## Problem statement:
Repeat each line word for word.

## Data shown:
---+---
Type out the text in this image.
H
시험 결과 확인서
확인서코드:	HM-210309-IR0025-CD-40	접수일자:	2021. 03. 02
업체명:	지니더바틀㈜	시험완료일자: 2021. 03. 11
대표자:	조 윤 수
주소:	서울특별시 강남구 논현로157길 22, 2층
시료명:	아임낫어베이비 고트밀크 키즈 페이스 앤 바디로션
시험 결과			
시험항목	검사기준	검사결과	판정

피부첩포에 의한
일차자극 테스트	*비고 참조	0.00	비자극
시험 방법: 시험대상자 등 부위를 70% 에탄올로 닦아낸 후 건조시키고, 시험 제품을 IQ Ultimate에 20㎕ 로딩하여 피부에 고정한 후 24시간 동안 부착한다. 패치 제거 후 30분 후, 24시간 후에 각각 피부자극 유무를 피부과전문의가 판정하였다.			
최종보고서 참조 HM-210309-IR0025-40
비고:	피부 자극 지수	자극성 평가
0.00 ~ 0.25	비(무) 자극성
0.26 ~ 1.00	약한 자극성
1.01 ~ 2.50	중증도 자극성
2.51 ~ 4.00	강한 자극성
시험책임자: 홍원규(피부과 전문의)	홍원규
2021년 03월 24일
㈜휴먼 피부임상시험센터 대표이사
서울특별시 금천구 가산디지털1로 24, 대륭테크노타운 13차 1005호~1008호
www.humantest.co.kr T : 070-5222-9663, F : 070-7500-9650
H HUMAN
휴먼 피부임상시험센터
---+---
## Answer to the task:
Type out the text in this image.
H
시험 결과 확인서
확인서코드:	HM-210309-IR0025-CD-40	접수일자:	2021. 03. 02
업체명:	지니더바틀㈜	시험완료일자: 2021. 03. 11
대표자:	조 윤 수
주소:	서울특별시 강남구 논현로157길 22, 2층
시료명:	아임낫어베이비 고트밀크 키즈 페이스 앤 바디로션
시험 결과			
시험항목	검사기준	검사결과	판정

피부첩포에 의한
일차자극 테스트	*비고 참조	0.00	비자극
시험 방법: 시험대상자 등 부위를 70% 에탄올로 닦아낸 후 건조시키고, 시험 제품을 IQ Ultimate에 20㎕ 로딩하여 피부에 고정한 후 24시간 동안 부착한다. 패치 제거 후 30분 후, 24시간 후에 각각 피부자극 유무를 피부과전문의가 판정하였다.			
최종보고서 참조 HM-210309-IR0025-40
비고:	피부 자극 지수	자극성 평가
0.00 ~ 0.25	비(무) 자극성
0.26 ~ 1.00	약한 자극성
1.01 ~ 2.50	중증도 자극성
2.51 ~ 4.00	강한 자극성
시험책임자: 홍원규(피부과 전문의)	홍원규
2021년 03월 24일
㈜휴먼 피부임상시험센터 대표이사
서울특별시 금천구 가산디지털1로 24, 대륭테크노타운 13차 1005호~1008호
www.humantest.co.kr T : 070-5222-9663, F : 070-7500-9650
H HUMAN
휴먼 피부임상시험센터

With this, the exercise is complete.